▶ **Listed entries**:

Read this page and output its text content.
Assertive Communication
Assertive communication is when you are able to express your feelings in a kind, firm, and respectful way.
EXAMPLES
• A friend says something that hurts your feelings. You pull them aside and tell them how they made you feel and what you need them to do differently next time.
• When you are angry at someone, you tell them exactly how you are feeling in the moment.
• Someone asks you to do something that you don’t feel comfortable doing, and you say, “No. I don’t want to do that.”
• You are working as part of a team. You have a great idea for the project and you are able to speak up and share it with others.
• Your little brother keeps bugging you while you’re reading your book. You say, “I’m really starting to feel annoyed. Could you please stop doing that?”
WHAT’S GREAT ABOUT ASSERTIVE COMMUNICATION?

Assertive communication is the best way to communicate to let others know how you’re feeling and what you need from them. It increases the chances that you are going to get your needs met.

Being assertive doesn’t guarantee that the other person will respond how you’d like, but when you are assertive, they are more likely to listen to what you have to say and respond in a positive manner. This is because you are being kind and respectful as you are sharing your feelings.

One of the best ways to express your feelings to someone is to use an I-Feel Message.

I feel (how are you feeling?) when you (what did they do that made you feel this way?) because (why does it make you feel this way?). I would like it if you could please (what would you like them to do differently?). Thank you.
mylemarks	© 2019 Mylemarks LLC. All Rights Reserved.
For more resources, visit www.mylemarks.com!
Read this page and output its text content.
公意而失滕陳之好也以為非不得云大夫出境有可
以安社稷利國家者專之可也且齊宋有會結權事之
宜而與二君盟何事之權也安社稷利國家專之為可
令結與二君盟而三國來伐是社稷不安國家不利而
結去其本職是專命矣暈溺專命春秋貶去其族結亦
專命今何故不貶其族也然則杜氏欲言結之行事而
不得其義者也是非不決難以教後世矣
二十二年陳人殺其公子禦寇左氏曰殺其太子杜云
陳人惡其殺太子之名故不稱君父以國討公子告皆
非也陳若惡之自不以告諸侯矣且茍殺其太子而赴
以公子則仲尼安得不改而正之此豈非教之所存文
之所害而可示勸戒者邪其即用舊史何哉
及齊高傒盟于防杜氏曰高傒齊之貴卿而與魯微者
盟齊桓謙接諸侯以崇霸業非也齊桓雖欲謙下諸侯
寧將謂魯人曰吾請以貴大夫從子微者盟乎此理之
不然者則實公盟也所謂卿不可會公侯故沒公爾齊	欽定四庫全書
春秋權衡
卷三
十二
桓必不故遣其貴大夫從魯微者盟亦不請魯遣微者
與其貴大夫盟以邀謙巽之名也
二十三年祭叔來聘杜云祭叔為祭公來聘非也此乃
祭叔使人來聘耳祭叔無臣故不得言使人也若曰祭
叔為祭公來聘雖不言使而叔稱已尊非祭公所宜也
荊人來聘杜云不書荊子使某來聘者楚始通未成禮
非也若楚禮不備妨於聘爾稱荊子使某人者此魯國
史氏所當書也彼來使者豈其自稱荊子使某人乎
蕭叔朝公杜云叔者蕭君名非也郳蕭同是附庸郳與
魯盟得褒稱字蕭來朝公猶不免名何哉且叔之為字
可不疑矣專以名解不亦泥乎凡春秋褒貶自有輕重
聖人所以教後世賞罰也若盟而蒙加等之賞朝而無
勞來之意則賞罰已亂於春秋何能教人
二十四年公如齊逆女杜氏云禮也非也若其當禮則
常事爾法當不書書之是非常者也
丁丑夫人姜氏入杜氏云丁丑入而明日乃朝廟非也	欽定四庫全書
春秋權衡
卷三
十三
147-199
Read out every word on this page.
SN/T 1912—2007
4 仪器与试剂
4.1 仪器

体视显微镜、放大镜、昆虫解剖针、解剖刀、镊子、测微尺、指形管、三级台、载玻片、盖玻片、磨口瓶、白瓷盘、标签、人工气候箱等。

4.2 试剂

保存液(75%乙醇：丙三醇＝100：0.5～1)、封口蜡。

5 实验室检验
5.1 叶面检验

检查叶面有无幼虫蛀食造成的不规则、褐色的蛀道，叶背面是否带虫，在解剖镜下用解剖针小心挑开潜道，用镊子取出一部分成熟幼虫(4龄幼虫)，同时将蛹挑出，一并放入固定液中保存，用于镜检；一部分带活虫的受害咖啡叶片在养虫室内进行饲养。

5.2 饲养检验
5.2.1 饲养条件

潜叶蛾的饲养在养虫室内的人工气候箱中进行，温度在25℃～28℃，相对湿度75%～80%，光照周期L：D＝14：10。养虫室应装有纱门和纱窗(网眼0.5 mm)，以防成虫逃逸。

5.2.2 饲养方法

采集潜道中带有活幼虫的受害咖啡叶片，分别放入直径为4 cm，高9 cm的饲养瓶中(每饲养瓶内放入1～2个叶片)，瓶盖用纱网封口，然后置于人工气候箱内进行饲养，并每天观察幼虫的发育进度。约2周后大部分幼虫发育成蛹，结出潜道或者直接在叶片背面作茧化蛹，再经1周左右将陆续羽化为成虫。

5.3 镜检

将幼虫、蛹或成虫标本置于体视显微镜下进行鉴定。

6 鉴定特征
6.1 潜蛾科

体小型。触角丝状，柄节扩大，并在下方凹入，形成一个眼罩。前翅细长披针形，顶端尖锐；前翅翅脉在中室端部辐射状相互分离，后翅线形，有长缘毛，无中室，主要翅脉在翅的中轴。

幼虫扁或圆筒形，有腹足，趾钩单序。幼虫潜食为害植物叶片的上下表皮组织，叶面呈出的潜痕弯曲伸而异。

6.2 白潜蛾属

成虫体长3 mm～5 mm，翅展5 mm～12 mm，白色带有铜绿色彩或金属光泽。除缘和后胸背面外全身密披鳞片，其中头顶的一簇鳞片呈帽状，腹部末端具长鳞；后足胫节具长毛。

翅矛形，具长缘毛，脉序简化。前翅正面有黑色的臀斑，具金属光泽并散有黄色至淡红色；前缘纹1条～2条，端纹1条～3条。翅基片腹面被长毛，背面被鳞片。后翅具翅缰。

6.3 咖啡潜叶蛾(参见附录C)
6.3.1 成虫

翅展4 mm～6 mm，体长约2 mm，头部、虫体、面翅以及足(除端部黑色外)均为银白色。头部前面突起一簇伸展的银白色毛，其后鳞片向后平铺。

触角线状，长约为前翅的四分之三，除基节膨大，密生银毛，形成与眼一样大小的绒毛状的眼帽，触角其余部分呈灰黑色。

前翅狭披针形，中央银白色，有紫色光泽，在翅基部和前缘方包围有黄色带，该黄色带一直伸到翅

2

▶ **Problem**: Hand back the material above in full, exactly as written.

▶ **Result of the exercise**:
Read this page and output its text content.
Assertive Communication
Assertive communication is when you are able to express your feelings in a kind, firm, and respectful way.
EXAMPLES
• A friend says something that hurts your feelings. You pull them aside and tell them how they made you feel and what you need them to do differently next time.
• When you are angry at someone, you tell them exactly how you are feeling in the moment.
• Someone asks you to do something that you don’t feel comfortable doing, and you say, “No. I don’t want to do that.”
• You are working as part of a team. You have a great idea for the project and you are able to speak up and share it with others.
• Your little brother keeps bugging you while you’re reading your book. You say, “I’m really starting to feel annoyed. Could you please stop doing that?”
WHAT’S GREAT ABOUT ASSERTIVE COMMUNICATION?

Assertive communication is the best way to communicate to let others know how you’re feeling and what you need from them. It increases the chances that you are going to get your needs met.

Being assertive doesn’t guarantee that the other person will respond how you’d like, but when you are assertive, they are more likely to listen to what you have to say and respond in a positive manner. This is because you are being kind and respectful as you are sharing your feelings.

One of the best ways to express your feelings to someone is to use an I-Feel Message.

I feel (how are you feeling?) when you (what did they do that made you feel this way?) because (why does it make you feel this way?). I would like it if you could please (what would you like them to do differently?). Thank you.
mylemarks	© 2019 Mylemarks LLC. All Rights Reserved.
For more resources, visit www.mylemarks.com!
Read this page and output its text content.
公意而失滕陳之好也以為非不得云大夫出境有可
以安社稷利國家者專之可也且齊宋有會結權事之
宜而與二君盟何事之權也安社稷利國家專之為可
令結與二君盟而三國來伐是社稷不安國家不利而
結去其本職是專命矣暈溺專命春秋貶去其族結亦
專命今何故不貶其族也然則杜氏欲言結之行事而
不得其義者也是非不決難以教後世矣
二十二年陳人殺其公子禦寇左氏曰殺其太子杜云
陳人惡其殺太子之名故不稱君父以國討公子告皆
非也陳若惡之自不以告諸侯矣且茍殺其太子而赴
以公子則仲尼安得不改而正之此豈非教之所存文
之所害而可示勸戒者邪其即用舊史何哉
及齊高傒盟于防杜氏曰高傒齊之貴卿而與魯微者
盟齊桓謙接諸侯以崇霸業非也齊桓雖欲謙下諸侯
寧將謂魯人曰吾請以貴大夫從子微者盟乎此理之
不然者則實公盟也所謂卿不可會公侯故沒公爾齊	欽定四庫全書
春秋權衡
卷三
十二
桓必不故遣其貴大夫從魯微者盟亦不請魯遣微者
與其貴大夫盟以邀謙巽之名也
二十三年祭叔來聘杜云祭叔為祭公來聘非也此乃
祭叔使人來聘耳祭叔無臣故不得言使人也若曰祭
叔為祭公來聘雖不言使而叔稱已尊非祭公所宜也
荊人來聘杜云不書荊子使某來聘者楚始通未成禮
非也若楚禮不備妨於聘爾稱荊子使某人者此魯國
史氏所當書也彼來使者豈其自稱荊子使某人乎
蕭叔朝公杜云叔者蕭君名非也郳蕭同是附庸郳與
魯盟得褒稱字蕭來朝公猶不免名何哉且叔之為字
可不疑矣專以名解不亦泥乎凡春秋褒貶自有輕重
聖人所以教後世賞罰也若盟而蒙加等之賞朝而無
勞來之意則賞罰已亂於春秋何能教人
二十四年公如齊逆女杜氏云禮也非也若其當禮則
常事爾法當不書書之是非常者也
丁丑夫人姜氏入杜氏云丁丑入而明日乃朝廟非也	欽定四庫全書
春秋權衡
卷三
十三
147-199
Read out every word on this page.
SN/T 1912—2007
4 仪器与试剂
4.1 仪器

体视显微镜、放大镜、昆虫解剖针、解剖刀、镊子、测微尺、指形管、三级台、载玻片、盖玻片、磨口瓶、白瓷盘、标签、人工气候箱等。

4.2 试剂

保存液(75%乙醇：丙三醇＝100：0.5～1)、封口蜡。

5 实验室检验
5.1 叶面检验

检查叶面有无幼虫蛀食造成的不规则、褐色的蛀道，叶背面是否带虫，在解剖镜下用解剖针小心挑开潜道，用镊子取出一部分成熟幼虫(4龄幼虫)，同时将蛹挑出，一并放入固定液中保存，用于镜检；一部分带活虫的受害咖啡叶片在养虫室内进行饲养。

5.2 饲养检验
5.2.1 饲养条件

潜叶蛾的饲养在养虫室内的人工气候箱中进行，温度在25℃～28℃，相对湿度75%～80%，光照周期L：D＝14：10。养虫室应装有纱门和纱窗(网眼0.5 mm)，以防成虫逃逸。

5.2.2 饲养方法

采集潜道中带有活幼虫的受害咖啡叶片，分别放入直径为4 cm，高9 cm的饲养瓶中(每饲养瓶内放入1～2个叶片)，瓶盖用纱网封口，然后置于人工气候箱内进行饲养，并每天观察幼虫的发育进度。约2周后大部分幼虫发育成蛹，结出潜道或者直接在叶片背面作茧化蛹，再经1周左右将陆续羽化为成虫。

5.3 镜检

将幼虫、蛹或成虫标本置于体视显微镜下进行鉴定。

6 鉴定特征
6.1 潜蛾科

体小型。触角丝状，柄节扩大，并在下方凹入，形成一个眼罩。前翅细长披针形，顶端尖锐；前翅翅脉在中室端部辐射状相互分离，后翅线形，有长缘毛，无中室，主要翅脉在翅的中轴。

幼虫扁或圆筒形，有腹足，趾钩单序。幼虫潜食为害植物叶片的上下表皮组织，叶面呈出的潜痕弯曲伸而异。

6.2 白潜蛾属

成虫体长3 mm～5 mm，翅展5 mm～12 mm，白色带有铜绿色彩或金属光泽。除缘和后胸背面外全身密披鳞片，其中头顶的一簇鳞片呈帽状，腹部末端具长鳞；后足胫节具长毛。

翅矛形，具长缘毛，脉序简化。前翅正面有黑色的臀斑，具金属光泽并散有黄色至淡红色；前缘纹1条～2条，端纹1条～3条。翅基片腹面被长毛，背面被鳞片。后翅具翅缰。

6.3 咖啡潜叶蛾(参见附录C)
6.3.1 成虫

翅展4 mm～6 mm，体长约2 mm，头部、虫体、面翅以及足(除端部黑色外)均为银白色。头部前面突起一簇伸展的银白色毛，其后鳞片向后平铺。

触角线状，长约为前翅的四分之三，除基节膨大，密生银毛，形成与眼一样大小的绒毛状的眼帽，触角其余部分呈灰黑色。

前翅狭披针形，中央银白色，有紫色光泽，在翅基部和前缘方包围有黄色带，该黄色带一直伸到翅

2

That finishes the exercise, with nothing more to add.